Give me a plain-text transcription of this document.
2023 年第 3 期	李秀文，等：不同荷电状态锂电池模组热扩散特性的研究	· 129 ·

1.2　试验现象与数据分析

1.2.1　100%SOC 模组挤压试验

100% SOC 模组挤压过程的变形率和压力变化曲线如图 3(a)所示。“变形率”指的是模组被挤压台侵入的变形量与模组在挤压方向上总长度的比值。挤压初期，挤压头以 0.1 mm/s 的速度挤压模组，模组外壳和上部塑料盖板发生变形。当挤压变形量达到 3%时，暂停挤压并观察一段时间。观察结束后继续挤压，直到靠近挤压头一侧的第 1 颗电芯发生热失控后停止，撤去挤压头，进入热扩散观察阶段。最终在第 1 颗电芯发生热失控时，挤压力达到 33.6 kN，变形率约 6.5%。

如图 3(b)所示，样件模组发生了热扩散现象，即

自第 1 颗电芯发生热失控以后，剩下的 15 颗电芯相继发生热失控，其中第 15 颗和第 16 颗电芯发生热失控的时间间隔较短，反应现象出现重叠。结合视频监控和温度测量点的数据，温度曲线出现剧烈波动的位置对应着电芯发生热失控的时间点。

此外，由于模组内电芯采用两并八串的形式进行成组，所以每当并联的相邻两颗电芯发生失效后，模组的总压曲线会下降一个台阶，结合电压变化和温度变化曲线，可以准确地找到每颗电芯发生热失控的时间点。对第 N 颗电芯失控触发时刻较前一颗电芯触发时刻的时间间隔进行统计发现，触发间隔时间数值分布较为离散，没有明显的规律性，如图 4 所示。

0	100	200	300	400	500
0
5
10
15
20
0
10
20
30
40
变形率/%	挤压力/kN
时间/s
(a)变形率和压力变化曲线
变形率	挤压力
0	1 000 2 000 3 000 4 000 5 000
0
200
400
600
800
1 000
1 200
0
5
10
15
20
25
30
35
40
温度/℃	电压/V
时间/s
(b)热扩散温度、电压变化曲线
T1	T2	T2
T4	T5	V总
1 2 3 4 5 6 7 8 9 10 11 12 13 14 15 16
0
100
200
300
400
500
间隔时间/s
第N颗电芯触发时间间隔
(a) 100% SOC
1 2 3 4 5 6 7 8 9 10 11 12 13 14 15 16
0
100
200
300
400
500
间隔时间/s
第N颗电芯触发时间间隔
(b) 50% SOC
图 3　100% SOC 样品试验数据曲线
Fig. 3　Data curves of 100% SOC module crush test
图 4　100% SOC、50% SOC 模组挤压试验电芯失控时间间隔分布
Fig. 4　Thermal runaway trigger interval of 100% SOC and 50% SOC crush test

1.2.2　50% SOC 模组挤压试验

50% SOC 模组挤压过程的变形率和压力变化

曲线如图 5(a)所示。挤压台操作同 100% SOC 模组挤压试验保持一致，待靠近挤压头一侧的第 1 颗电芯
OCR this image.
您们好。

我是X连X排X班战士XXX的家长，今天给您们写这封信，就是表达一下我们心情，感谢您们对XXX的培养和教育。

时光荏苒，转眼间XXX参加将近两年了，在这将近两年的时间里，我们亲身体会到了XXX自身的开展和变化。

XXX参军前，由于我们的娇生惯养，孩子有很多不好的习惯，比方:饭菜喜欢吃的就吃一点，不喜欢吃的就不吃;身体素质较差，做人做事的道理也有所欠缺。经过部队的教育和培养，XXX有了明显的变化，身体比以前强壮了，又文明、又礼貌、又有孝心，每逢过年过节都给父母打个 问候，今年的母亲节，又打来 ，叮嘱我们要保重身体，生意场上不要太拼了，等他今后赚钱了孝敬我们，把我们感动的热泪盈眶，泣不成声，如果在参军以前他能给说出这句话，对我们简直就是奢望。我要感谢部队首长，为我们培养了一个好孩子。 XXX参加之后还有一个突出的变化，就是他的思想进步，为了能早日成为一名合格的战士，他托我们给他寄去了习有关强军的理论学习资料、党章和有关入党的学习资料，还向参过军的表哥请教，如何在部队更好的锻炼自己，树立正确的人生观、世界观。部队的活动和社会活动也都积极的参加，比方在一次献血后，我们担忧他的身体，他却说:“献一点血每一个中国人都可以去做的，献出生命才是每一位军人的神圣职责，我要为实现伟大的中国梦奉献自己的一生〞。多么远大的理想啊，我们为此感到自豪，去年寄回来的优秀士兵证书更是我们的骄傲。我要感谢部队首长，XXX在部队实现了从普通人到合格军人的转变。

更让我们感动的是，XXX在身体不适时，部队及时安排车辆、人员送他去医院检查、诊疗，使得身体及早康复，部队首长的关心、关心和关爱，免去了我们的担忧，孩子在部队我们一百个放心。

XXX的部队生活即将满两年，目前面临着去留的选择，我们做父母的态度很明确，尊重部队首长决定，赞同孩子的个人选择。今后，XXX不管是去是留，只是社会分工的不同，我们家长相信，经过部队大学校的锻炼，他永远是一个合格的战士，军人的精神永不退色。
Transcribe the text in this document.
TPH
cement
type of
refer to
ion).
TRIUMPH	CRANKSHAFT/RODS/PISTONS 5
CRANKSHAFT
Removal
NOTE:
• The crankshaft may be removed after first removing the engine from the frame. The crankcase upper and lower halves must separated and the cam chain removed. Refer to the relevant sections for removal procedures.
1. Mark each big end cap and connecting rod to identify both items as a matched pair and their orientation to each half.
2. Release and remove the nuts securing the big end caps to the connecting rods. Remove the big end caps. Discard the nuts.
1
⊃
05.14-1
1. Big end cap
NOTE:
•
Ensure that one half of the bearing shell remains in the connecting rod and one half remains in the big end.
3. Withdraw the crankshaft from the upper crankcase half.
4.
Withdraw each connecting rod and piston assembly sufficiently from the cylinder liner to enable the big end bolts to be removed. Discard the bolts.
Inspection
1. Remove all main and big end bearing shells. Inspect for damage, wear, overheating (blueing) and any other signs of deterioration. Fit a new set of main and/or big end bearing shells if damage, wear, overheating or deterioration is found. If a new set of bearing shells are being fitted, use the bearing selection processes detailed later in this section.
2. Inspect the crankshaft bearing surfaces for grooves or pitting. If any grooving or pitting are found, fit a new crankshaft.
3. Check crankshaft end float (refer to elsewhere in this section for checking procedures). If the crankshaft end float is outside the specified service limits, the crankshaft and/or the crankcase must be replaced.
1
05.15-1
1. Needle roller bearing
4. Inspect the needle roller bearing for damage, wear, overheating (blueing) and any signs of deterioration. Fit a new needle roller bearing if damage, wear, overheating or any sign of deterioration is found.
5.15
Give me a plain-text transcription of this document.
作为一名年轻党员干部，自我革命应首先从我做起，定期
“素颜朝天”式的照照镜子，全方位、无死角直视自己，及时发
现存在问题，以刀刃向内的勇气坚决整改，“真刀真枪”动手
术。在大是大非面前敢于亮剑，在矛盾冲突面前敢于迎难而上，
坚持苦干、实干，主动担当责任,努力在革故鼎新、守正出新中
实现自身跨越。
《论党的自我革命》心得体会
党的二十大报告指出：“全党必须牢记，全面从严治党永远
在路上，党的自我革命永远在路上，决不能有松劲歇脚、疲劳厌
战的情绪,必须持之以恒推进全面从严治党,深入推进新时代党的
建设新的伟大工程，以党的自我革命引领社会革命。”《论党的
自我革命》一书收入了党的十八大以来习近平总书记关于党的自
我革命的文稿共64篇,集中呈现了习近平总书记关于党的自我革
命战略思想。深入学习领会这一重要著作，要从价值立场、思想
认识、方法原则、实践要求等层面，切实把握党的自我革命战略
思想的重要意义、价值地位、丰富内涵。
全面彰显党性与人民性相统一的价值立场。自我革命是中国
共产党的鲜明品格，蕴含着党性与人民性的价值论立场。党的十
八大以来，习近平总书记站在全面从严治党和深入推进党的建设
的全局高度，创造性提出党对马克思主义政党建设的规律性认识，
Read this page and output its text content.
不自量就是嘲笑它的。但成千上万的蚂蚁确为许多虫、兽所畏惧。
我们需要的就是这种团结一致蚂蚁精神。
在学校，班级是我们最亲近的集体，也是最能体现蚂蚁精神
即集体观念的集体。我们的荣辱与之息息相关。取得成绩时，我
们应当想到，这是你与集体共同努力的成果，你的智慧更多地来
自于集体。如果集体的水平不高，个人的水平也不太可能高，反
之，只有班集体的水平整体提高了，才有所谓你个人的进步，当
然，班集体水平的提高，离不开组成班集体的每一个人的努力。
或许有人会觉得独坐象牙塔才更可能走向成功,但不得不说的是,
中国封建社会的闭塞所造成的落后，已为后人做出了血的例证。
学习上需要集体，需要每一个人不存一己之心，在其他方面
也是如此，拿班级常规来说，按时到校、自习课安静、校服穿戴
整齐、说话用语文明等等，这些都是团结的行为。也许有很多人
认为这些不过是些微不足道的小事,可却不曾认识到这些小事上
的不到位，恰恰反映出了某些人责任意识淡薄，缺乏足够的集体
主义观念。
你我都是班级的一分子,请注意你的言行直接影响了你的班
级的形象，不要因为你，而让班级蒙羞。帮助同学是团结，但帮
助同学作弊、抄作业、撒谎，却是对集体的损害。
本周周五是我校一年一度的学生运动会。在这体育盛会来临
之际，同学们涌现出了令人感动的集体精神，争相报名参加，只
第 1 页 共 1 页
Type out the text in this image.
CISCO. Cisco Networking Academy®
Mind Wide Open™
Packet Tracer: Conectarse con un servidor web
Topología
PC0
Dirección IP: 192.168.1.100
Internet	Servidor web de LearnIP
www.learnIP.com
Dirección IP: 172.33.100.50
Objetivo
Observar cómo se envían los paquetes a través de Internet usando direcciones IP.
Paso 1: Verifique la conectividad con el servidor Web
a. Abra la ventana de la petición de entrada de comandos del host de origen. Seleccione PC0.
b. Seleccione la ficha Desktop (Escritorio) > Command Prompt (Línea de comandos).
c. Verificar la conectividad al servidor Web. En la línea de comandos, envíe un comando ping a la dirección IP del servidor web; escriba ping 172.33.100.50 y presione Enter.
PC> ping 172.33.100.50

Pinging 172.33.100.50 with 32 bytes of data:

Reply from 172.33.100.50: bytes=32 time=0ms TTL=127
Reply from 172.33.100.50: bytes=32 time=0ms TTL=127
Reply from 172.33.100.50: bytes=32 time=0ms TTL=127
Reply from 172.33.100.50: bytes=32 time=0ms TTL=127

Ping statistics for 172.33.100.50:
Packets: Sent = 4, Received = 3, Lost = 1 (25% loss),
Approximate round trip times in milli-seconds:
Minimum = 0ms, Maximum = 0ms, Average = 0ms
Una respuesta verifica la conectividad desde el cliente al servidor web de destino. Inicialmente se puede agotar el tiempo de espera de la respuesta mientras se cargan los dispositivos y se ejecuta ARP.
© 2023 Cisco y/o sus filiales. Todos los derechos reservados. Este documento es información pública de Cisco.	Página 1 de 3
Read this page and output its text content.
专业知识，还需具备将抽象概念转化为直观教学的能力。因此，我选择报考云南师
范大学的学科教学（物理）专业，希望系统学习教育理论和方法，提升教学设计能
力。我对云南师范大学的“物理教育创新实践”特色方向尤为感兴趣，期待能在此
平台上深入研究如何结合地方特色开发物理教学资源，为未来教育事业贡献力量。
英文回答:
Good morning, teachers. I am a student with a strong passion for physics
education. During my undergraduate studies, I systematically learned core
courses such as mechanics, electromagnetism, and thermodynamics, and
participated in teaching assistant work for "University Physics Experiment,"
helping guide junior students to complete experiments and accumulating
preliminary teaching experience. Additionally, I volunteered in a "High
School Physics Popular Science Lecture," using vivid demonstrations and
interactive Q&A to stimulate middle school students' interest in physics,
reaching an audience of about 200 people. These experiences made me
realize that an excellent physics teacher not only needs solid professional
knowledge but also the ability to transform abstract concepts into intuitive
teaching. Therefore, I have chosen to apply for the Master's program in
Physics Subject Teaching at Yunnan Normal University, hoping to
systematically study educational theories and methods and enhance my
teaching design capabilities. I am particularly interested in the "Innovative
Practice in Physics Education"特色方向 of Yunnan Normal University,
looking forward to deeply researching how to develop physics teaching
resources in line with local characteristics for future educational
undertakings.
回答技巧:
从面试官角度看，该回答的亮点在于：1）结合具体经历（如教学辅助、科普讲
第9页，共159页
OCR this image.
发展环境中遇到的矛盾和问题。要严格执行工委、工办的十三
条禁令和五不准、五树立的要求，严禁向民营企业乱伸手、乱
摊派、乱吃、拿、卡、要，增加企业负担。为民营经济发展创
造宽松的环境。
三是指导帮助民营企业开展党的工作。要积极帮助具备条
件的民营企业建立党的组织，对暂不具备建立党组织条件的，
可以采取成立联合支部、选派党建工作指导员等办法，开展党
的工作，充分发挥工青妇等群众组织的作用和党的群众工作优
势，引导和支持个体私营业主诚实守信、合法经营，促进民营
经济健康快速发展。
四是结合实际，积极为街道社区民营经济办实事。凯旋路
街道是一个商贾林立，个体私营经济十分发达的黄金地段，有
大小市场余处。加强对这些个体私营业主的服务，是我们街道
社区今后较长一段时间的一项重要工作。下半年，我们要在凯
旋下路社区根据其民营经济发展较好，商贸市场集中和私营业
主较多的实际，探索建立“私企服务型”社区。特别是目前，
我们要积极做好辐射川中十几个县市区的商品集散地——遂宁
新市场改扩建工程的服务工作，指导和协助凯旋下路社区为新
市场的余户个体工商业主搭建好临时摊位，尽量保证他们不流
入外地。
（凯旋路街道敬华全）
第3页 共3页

_ _ _ _ _ _ _

__Exercise task__. Check the data for the word "blueing" and pull out the lines that have it.

__Answer to the problem__.
1. Remove all main and big end bearing shells. Inspect for damage, wear, overheating (blueing) and any other signs of deterioration. Fit a new set of main and/or big end bearing shells if damage, wear, overheating or deterioration is found. If a new set of bearing shells are being fitted, use the bearing selection processes detailed later in this section.
4. Inspect the needle roller bearing for damage, wear, overheating (blueing) and any signs of deterioration. Fit a new needle roller bearing if damage, wear, overheating or any sign of deterioration is found.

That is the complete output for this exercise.